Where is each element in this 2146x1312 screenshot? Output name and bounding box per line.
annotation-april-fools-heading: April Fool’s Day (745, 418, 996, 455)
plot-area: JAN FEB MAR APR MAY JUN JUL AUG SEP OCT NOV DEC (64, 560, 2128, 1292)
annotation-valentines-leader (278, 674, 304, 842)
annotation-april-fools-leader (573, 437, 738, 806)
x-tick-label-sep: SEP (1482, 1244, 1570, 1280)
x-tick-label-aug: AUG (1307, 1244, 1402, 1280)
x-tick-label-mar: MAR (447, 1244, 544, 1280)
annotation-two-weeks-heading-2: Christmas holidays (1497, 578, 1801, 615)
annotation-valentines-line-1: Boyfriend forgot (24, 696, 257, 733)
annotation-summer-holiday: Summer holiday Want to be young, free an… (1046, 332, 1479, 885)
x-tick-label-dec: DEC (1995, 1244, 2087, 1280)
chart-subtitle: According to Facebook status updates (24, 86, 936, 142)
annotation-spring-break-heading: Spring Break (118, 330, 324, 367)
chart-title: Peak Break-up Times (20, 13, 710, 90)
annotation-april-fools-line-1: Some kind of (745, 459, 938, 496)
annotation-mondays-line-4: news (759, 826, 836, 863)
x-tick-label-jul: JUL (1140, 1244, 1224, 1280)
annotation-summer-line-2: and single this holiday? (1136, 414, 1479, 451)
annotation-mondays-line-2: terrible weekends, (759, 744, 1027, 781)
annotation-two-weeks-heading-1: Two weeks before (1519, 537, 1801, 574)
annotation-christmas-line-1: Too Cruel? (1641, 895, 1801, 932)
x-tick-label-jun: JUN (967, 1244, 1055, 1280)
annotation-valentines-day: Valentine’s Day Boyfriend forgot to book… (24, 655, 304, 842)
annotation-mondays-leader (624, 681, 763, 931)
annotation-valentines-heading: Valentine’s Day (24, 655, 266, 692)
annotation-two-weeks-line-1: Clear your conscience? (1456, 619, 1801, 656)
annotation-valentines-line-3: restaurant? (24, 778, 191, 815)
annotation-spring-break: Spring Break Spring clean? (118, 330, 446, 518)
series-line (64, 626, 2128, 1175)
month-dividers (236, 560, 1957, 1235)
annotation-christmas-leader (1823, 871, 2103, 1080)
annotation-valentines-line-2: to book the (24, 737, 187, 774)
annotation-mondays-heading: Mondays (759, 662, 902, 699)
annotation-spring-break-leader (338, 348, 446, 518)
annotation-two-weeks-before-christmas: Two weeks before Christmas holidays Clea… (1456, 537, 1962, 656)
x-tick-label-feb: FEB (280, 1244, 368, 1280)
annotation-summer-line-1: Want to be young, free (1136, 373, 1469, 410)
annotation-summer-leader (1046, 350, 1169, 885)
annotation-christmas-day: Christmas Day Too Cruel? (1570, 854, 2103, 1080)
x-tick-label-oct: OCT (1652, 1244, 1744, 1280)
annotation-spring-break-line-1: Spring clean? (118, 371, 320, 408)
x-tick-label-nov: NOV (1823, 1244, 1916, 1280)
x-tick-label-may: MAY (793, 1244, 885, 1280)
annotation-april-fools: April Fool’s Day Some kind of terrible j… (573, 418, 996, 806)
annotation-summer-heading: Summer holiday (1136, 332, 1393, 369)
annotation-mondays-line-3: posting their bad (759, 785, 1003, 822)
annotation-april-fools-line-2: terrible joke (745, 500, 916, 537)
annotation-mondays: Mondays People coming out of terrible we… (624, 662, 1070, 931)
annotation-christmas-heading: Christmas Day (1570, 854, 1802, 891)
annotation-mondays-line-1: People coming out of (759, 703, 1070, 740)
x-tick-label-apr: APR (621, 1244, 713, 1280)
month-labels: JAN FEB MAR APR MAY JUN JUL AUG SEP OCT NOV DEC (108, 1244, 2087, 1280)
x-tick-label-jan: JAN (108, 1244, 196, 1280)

# DO THIS:
Format all the rows above as a numbered list, leaving out any blank lines.

# TASK RESULT:
1. Where is each element in this 2146x1312 screenshot? Output name and bounding box per line.
2. annotation-april-fools-heading: April Fool’s Day (745, 418, 996, 455)
3. plot-area: JAN FEB MAR APR MAY JUN JUL AUG SEP OCT NOV DEC (64, 560, 2128, 1292)
4. annotation-valentines-leader (278, 674, 304, 842)
5. annotation-april-fools-leader (573, 437, 738, 806)
6. x-tick-label-sep: SEP (1482, 1244, 1570, 1280)
7. x-tick-label-aug: AUG (1307, 1244, 1402, 1280)
8. x-tick-label-mar: MAR (447, 1244, 544, 1280)
9. annotation-two-weeks-heading-2: Christmas holidays (1497, 578, 1801, 615)
10. annotation-valentines-line-1: Boyfriend forgot (24, 696, 257, 733)
11. annotation-summer-holiday: Summer holiday Want to be young, free an… (1046, 332, 1479, 885)
12. x-tick-label-dec: DEC (1995, 1244, 2087, 1280)
13. chart-subtitle: According to Facebook status updates (24, 86, 936, 142)
14. annotation-spring-break-heading: Spring Break (118, 330, 324, 367)
15. chart-title: Peak Break-up Times (20, 13, 710, 90)
16. annotation-april-fools-line-1: Some kind of (745, 459, 938, 496)
17. annotation-mondays-line-4: news (759, 826, 836, 863)
18. x-tick-label-jul: JUL (1140, 1244, 1224, 1280)
19. annotation-summer-line-2: and single this holiday? (1136, 414, 1479, 451)
20. annotation-mondays-line-2: terrible weekends, (759, 744, 1027, 781)
21. annotation-two-weeks-heading-1: Two weeks before (1519, 537, 1801, 574)
22. annotation-christmas-line-1: Too Cruel? (1641, 895, 1801, 932)
23. x-tick-label-jun: JUN (967, 1244, 1055, 1280)
24. annotation-valentines-day: Valentine’s Day Boyfriend forgot to book… (24, 655, 304, 842)
25. annotation-mondays-leader (624, 681, 763, 931)
26. annotation-valentines-heading: Valentine’s Day (24, 655, 266, 692)
27. annotation-two-weeks-line-1: Clear your conscience? (1456, 619, 1801, 656)
28. annotation-valentines-line-3: restaurant? (24, 778, 191, 815)
29. annotation-spring-break: Spring Break Spring clean? (118, 330, 446, 518)
30. series-line (64, 626, 2128, 1175)
31. month-dividers (236, 560, 1957, 1235)
32. annotation-christmas-leader (1823, 871, 2103, 1080)
33. annotation-valentines-line-2: to book the (24, 737, 187, 774)
34. annotation-mondays-heading: Mondays (759, 662, 902, 699)
35. annotation-spring-break-leader (338, 348, 446, 518)
36. annotation-two-weeks-before-christmas: Two weeks before Christmas holidays Clea… (1456, 537, 1962, 656)
37. x-tick-label-feb: FEB (280, 1244, 368, 1280)
38. annotation-summer-line-1: Want to be young, free (1136, 373, 1469, 410)
39. annotation-summer-leader (1046, 350, 1169, 885)
40. annotation-christmas-day: Christmas Day Too Cruel? (1570, 854, 2103, 1080)
41. x-tick-label-oct: OCT (1652, 1244, 1744, 1280)
42. annotation-spring-break-line-1: Spring clean? (118, 371, 320, 408)
43. x-tick-label-nov: NOV (1823, 1244, 1916, 1280)
44. x-tick-label-may: MAY (793, 1244, 885, 1280)
45. annotation-april-fools: April Fool’s Day Some kind of terrible j… (573, 418, 996, 806)
46. annotation-summer-heading: Summer holiday (1136, 332, 1393, 369)
47. annotation-mondays-line-3: posting their bad (759, 785, 1003, 822)
48. annotation-april-fools-line-2: terrible joke (745, 500, 916, 537)
49. annotation-mondays: Mondays People coming out of terrible we… (624, 662, 1070, 931)
50. annotation-christmas-heading: Christmas Day (1570, 854, 1802, 891)
51. annotation-mondays-line-1: People coming out of (759, 703, 1070, 740)
52. x-tick-label-apr: APR (621, 1244, 713, 1280)
53. month-labels: JAN FEB MAR APR MAY JUN JUL AUG SEP OCT NOV DEC (108, 1244, 2087, 1280)
54. x-tick-label-jan: JAN (108, 1244, 196, 1280)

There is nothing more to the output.